• What is needed:
Gather each line of the data below that contains the string "curve". Case counts.
BEGIN Exercise inputs
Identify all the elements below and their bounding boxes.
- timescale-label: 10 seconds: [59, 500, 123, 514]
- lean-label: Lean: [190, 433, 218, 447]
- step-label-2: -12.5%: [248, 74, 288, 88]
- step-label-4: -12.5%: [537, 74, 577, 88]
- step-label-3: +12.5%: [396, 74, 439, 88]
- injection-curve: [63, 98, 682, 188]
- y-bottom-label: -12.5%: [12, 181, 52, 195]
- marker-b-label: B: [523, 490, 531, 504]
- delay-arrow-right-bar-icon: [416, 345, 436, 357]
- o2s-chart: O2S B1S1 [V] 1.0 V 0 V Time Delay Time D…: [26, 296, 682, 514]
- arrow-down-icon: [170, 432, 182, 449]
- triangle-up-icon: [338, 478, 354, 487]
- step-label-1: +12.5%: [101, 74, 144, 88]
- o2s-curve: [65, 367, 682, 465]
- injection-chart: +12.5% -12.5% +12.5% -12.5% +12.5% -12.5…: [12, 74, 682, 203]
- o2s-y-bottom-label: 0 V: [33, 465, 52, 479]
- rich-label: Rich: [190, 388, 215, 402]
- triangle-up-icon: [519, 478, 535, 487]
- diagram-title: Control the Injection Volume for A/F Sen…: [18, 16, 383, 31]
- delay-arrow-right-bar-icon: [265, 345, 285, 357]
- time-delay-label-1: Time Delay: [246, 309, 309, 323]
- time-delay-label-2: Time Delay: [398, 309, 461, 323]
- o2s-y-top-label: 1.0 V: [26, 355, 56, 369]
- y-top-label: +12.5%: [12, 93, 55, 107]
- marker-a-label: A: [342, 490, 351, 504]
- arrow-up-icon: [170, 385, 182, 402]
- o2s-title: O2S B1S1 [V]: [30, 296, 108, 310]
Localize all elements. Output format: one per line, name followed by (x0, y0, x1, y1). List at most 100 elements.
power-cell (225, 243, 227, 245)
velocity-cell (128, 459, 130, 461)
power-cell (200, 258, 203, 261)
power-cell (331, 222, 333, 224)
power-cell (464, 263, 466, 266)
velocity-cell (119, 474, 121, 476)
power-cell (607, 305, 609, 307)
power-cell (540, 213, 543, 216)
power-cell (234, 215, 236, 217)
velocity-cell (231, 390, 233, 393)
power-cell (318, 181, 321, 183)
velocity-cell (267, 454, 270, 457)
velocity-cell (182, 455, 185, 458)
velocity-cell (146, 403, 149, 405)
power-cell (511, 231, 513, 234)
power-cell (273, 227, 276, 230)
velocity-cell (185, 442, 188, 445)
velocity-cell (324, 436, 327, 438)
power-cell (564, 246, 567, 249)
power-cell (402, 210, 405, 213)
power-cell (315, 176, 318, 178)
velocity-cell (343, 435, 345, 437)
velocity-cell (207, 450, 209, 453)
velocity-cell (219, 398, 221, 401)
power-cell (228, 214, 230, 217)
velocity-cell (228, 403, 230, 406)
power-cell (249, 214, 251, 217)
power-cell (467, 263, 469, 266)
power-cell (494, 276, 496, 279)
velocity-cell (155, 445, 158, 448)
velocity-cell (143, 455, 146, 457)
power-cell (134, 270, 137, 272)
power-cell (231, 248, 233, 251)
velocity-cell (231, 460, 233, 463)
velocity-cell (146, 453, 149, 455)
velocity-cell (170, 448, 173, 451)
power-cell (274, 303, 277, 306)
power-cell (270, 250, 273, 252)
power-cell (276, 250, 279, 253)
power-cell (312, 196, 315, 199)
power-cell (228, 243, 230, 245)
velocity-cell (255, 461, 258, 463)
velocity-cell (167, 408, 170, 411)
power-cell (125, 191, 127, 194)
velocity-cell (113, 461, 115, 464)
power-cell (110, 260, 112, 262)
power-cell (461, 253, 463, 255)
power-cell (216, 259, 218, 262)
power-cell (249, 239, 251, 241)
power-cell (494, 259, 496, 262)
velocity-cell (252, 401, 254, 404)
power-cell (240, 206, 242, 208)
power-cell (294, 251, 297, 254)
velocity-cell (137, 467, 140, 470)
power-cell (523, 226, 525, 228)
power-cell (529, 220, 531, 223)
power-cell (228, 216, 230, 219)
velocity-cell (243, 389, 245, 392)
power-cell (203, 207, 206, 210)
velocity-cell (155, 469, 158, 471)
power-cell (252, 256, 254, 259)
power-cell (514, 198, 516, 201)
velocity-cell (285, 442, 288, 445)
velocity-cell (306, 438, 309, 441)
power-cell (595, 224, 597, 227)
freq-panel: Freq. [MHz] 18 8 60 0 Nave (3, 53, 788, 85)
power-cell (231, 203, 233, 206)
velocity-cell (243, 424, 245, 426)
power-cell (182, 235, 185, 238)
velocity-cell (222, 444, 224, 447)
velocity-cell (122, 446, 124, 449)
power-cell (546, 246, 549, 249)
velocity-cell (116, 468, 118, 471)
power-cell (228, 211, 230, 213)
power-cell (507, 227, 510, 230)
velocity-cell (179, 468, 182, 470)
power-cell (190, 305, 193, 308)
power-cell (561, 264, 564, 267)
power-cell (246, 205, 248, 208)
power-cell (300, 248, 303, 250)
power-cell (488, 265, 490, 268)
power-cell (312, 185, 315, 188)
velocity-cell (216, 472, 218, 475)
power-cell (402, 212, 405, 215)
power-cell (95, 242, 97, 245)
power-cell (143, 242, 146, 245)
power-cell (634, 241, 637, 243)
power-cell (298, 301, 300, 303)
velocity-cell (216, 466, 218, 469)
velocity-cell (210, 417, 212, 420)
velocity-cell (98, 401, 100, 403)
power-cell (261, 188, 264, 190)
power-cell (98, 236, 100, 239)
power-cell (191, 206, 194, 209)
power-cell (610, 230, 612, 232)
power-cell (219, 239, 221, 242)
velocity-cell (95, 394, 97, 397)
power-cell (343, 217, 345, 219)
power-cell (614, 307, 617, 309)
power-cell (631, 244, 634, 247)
END Exercise inputs
• In response:
- injection-curve: [63, 98, 682, 188]
- o2s-curve: [65, 367, 682, 465]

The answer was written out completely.